___ Provided data

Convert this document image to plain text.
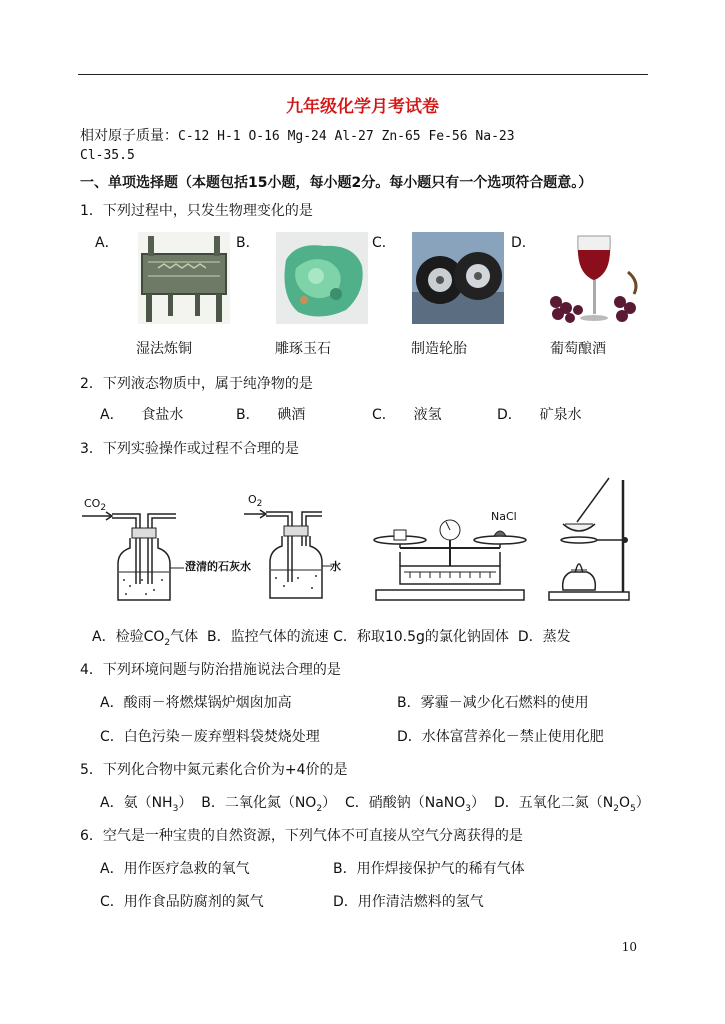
九年级化学月考试卷
相对原子质量：C-12 H-1 O-16 Mg-24 Al-27 Zn-65 Fe-56 Na-23
Cl-35.5
一、单项选择题（本题包括15小题，每小题2分。每小题只有一个选项符合题意。）
1．下列过程中，只发生物理变化的是
A．	B．	C．	D．
湿法炼铜	雕琢玉石	制造轮胎	葡萄酿酒
2．下列液态物质中，属于纯净物的是
A． 食盐水	B． 碘酒	C． 液氢	D． 矿泉水
3．下列实验操作或过程不合理的是
$CO_2$
澄清的石灰水
$O_2$
水
NaCl
A．检验$CO_2$气体 B．监控气体的流速 C．称取10.5g的氯化钠固体 D．蒸发
4．下列环境问题与防治措施说法合理的是
A．酸雨－将燃煤锅炉烟囱加高	B．雾霾－减少化石燃料的使用
C．白色污染－废弃塑料袋焚烧处理	D．水体富营养化－禁止使用化肥
5．下列化合物中氮元素化合价为+4价的是
A．氨$(NH_3)$ B．二氧化氮$(NO_2)$ C．硝酸钠（NaNO$_3$） D．五氧化二氮$(N_2O_5)$
6．空气是一种宝贵的自然资源，下列气体不可直接从空气分离获得的是
A．用作医疗急救的氧气	B．用作焊接保护气的稀有气体
C．用作食品防腐剂的氮气	D．用作清洁燃料的氢气
10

______

## What you should do
The records above must be transcribed exactly. Pictures are left out of the copy.

## Solution to this task
Convert this document image to plain text.
九年级化学月考试卷
相对原子质量：C-12 H-1 O-16 Mg-24 Al-27 Zn-65 Fe-56 Na-23
Cl-35.5
一、单项选择题（本题包括15小题，每小题2分。每小题只有一个选项符合题意。）
1．下列过程中，只发生物理变化的是
A．	B．	C．	D．
湿法炼铜	雕琢玉石	制造轮胎	葡萄酿酒
2．下列液态物质中，属于纯净物的是
A． 食盐水	B． 碘酒	C． 液氢	D． 矿泉水
3．下列实验操作或过程不合理的是
$CO_2$
澄清的石灰水
$O_2$
水
NaCl
A．检验$CO_2$气体 B．监控气体的流速 C．称取10.5g的氯化钠固体 D．蒸发
4．下列环境问题与防治措施说法合理的是
A．酸雨－将燃煤锅炉烟囱加高	B．雾霾－减少化石燃料的使用
C．白色污染－废弃塑料袋焚烧处理	D．水体富营养化－禁止使用化肥
5．下列化合物中氮元素化合价为+4价的是
A．氨$(NH_3)$ B．二氧化氮$(NO_2)$ C．硝酸钠（NaNO$_3$） D．五氧化二氮$(N_2O_5)$
6．空气是一种宝贵的自然资源，下列气体不可直接从空气分离获得的是
A．用作医疗急救的氧气	B．用作焊接保护气的稀有气体
C．用作食品防腐剂的氮气	D．用作清洁燃料的氢气
10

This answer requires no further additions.